# Instructions for the task
Omit all images. Transcribe the rest of the material below exactly.
* * * * * * *
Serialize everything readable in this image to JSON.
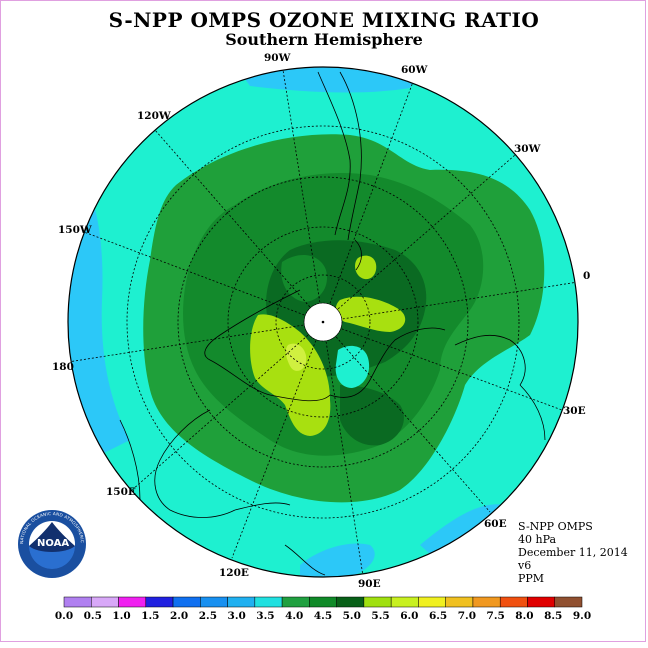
{
  "header": {
    "title": "S-NPP OMPS OZONE MIXING RATIO",
    "subtitle": "Southern Hemisphere"
  },
  "info": {
    "instrument": "S-NPP OMPS",
    "level": "40 hPa",
    "date": "December 11, 2014",
    "version": "v6",
    "units": "PPM"
  },
  "map": {
    "projection": "polar stereographic, south pole centered",
    "longitude_labels": [
      "90W",
      "60W",
      "30W",
      "0",
      "30E",
      "60E",
      "90E",
      "120E",
      "150E",
      "180",
      "150W",
      "120W"
    ],
    "fill_colors": {
      "3.0-3.5": "#2cc8f8",
      "3.5-4.0": "#1ef0d0",
      "4.0-4.5": "#1fa03a",
      "4.5-5.0": "#138a2c",
      "5.0-5.5": "#0a6a22",
      "5.5-6.0": "#a8e010",
      "6.0-6.5": "#d0f040",
      "missing": "#ffffff"
    }
  },
  "colorbar": {
    "tick_labels": [
      "0.0",
      "0.5",
      "1.0",
      "1.5",
      "2.0",
      "2.5",
      "3.0",
      "3.5",
      "4.0",
      "4.5",
      "5.0",
      "5.5",
      "6.0",
      "6.5",
      "7.0",
      "7.5",
      "8.0",
      "8.5",
      "9.0"
    ],
    "colors": [
      "#b080f0",
      "#d8a8f8",
      "#f020f0",
      "#2020e0",
      "#1070f0",
      "#1890f0",
      "#20b0f0",
      "#20e0e0",
      "#20a040",
      "#108a28",
      "#086018",
      "#a0e010",
      "#c8f020",
      "#f0f020",
      "#f0c020",
      "#f09820",
      "#f05010",
      "#e00000",
      "#905030"
    ]
  },
  "logo": {
    "name": "NOAA",
    "ring_text": "NATIONAL OCEANIC AND ATMOSPHERIC ADMINISTRATION · U.S. DEPARTMENT OF COMMERCE"
  }
}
* * * * * * *
# Exercise result
Serialize everything readable in this image to JSON.
{
  "header": {
    "title": "S-NPP OMPS OZONE MIXING RATIO",
    "subtitle": "Southern Hemisphere"
  },
  "info": {
    "instrument": "S-NPP OMPS",
    "level": "40 hPa",
    "date": "December 11, 2014",
    "version": "v6",
    "units": "PPM"
  },
  "map": {
    "projection": "polar stereographic, south pole centered",
    "longitude_labels": [
      "90W",
      "60W",
      "30W",
      "0",
      "30E",
      "60E",
      "90E",
      "120E",
      "150E",
      "180",
      "150W",
      "120W"
    ],
    "fill_colors": {
      "3.0-3.5": "#2cc8f8",
      "3.5-4.0": "#1ef0d0",
      "4.0-4.5": "#1fa03a",
      "4.5-5.0": "#138a2c",
      "5.0-5.5": "#0a6a22",
      "5.5-6.0": "#a8e010",
      "6.0-6.5": "#d0f040",
      "missing": "#ffffff"
    }
  },
  "colorbar": {
    "tick_labels": [
      "0.0",
      "0.5",
      "1.0",
      "1.5",
      "2.0",
      "2.5",
      "3.0",
      "3.5",
      "4.0",
      "4.5",
      "5.0",
      "5.5",
      "6.0",
      "6.5",
      "7.0",
      "7.5",
      "8.0",
      "8.5",
      "9.0"
    ],
    "colors": [
      "#b080f0",
      "#d8a8f8",
      "#f020f0",
      "#2020e0",
      "#1070f0",
      "#1890f0",
      "#20b0f0",
      "#20e0e0",
      "#20a040",
      "#108a28",
      "#086018",
      "#a0e010",
      "#c8f020",
      "#f0f020",
      "#f0c020",
      "#f09820",
      "#f05010",
      "#e00000",
      "#905030"
    ]
  },
  "logo": {
    "name": "NOAA",
    "ring_text": "NATIONAL OCEANIC AND ATMOSPHERIC ADMINISTRATION · U.S. DEPARTMENT OF COMMERCE"
  }
}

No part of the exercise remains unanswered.